▶ _What needs to be done_
In the data that follows, count each line holding the string "value"; answer with the number only.

Stored entries
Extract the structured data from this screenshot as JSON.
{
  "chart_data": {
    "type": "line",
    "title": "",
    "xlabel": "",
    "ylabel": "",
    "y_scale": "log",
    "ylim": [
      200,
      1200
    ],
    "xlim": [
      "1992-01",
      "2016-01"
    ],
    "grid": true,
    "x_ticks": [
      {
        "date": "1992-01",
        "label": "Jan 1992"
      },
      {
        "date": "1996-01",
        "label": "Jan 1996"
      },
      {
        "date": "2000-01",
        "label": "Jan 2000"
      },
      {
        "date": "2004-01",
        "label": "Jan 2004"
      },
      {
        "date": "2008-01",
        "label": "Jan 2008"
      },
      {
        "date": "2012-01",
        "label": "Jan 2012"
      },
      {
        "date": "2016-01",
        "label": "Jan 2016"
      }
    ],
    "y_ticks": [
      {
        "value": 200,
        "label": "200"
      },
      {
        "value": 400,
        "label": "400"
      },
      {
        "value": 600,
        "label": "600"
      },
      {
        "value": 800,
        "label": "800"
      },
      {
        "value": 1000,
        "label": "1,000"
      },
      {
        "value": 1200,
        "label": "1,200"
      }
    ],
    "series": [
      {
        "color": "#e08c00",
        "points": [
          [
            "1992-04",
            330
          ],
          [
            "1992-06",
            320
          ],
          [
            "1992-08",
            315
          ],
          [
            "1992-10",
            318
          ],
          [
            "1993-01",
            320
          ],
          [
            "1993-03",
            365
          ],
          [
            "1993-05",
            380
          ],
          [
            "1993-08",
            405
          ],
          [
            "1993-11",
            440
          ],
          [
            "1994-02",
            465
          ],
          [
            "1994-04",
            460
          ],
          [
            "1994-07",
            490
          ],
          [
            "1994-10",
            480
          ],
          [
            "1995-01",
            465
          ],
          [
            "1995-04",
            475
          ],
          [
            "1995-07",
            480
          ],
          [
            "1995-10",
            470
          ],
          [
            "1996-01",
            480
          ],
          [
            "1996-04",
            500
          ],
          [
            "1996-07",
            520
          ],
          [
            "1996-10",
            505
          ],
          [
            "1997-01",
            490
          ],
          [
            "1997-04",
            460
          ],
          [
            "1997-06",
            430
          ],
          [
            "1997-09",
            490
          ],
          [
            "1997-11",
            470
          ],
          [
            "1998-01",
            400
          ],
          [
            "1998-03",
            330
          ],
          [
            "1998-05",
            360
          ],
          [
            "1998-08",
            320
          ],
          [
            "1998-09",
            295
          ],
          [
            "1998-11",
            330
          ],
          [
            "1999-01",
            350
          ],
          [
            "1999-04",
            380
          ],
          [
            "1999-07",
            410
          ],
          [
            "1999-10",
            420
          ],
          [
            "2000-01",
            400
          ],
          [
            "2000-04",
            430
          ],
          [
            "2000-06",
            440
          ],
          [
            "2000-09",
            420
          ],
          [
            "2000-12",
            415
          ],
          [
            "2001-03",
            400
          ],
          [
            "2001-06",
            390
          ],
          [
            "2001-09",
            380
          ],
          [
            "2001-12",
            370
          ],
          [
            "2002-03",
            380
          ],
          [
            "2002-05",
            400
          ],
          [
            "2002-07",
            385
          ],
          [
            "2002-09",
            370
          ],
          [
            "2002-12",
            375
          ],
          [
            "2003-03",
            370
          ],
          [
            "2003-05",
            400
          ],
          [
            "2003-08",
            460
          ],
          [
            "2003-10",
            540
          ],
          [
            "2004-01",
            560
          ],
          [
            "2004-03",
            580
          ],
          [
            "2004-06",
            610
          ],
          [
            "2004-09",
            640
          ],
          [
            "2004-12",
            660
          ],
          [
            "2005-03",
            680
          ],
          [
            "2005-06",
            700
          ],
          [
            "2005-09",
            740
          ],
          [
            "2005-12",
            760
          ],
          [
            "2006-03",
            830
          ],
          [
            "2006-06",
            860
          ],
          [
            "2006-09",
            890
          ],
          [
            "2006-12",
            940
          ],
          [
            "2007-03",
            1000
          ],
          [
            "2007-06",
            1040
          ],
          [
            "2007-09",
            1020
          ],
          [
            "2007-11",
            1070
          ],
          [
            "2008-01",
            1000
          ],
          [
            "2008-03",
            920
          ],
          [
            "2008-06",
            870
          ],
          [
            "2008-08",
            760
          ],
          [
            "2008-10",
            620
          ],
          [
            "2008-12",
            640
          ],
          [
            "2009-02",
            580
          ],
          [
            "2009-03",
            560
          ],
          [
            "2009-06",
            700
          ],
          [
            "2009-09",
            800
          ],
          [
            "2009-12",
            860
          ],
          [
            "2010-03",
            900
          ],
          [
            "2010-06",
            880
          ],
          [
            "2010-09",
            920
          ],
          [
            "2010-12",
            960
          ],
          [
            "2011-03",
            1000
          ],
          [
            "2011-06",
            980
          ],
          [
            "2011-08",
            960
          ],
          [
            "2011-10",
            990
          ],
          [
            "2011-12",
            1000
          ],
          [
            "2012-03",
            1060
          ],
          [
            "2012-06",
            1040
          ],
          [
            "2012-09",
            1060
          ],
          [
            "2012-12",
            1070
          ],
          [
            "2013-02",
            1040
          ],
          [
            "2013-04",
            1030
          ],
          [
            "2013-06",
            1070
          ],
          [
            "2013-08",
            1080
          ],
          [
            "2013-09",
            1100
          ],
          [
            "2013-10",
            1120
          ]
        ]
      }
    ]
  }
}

▶ _Solution for this task_
6